**Your instructions**
Reproduce all the entries exactly.

[Source data]
┄┄┄┄┄┄┄┄┄┄┄┄┄┄┄┄┄┄┄┄
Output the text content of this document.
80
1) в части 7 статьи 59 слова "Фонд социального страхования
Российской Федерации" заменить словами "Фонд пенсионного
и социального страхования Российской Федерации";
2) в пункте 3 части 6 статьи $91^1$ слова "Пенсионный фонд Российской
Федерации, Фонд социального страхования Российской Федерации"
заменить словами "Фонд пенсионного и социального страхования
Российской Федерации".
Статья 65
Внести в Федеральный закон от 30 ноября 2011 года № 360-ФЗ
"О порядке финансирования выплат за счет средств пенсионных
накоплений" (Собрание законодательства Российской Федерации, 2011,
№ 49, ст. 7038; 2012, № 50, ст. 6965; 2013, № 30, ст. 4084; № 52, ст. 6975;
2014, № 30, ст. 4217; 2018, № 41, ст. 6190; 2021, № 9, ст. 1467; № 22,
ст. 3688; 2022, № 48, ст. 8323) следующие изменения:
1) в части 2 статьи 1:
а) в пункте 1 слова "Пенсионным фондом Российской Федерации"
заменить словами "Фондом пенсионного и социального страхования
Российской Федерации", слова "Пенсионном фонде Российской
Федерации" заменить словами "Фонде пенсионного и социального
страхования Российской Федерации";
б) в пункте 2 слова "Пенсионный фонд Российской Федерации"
┄┄┄┄┄┄┄┄┄┄┄┄┄┄┄┄┄┄┄┄
**Exercise answer**
Output the text content of this document.
80
1) в части 7 статьи 59 слова "Фонд социального страхования
Российской Федерации" заменить словами "Фонд пенсионного
и социального страхования Российской Федерации";
2) в пункте 3 части 6 статьи $91^1$ слова "Пенсионный фонд Российской
Федерации, Фонд социального страхования Российской Федерации"
заменить словами "Фонд пенсионного и социального страхования
Российской Федерации".
Статья 65
Внести в Федеральный закон от 30 ноября 2011 года № 360-ФЗ
"О порядке финансирования выплат за счет средств пенсионных
накоплений" (Собрание законодательства Российской Федерации, 2011,
№ 49, ст. 7038; 2012, № 50, ст. 6965; 2013, № 30, ст. 4084; № 52, ст. 6975;
2014, № 30, ст. 4217; 2018, № 41, ст. 6190; 2021, № 9, ст. 1467; № 22,
ст. 3688; 2022, № 48, ст. 8323) следующие изменения:
1) в части 2 статьи 1:
а) в пункте 1 слова "Пенсионным фондом Российской Федерации"
заменить словами "Фондом пенсионного и социального страхования
Российской Федерации", слова "Пенсионном фонде Российской
Федерации" заменить словами "Фонде пенсионного и социального
страхования Российской Федерации";
б) в пункте 2 слова "Пенсионный фонд Российской Федерации"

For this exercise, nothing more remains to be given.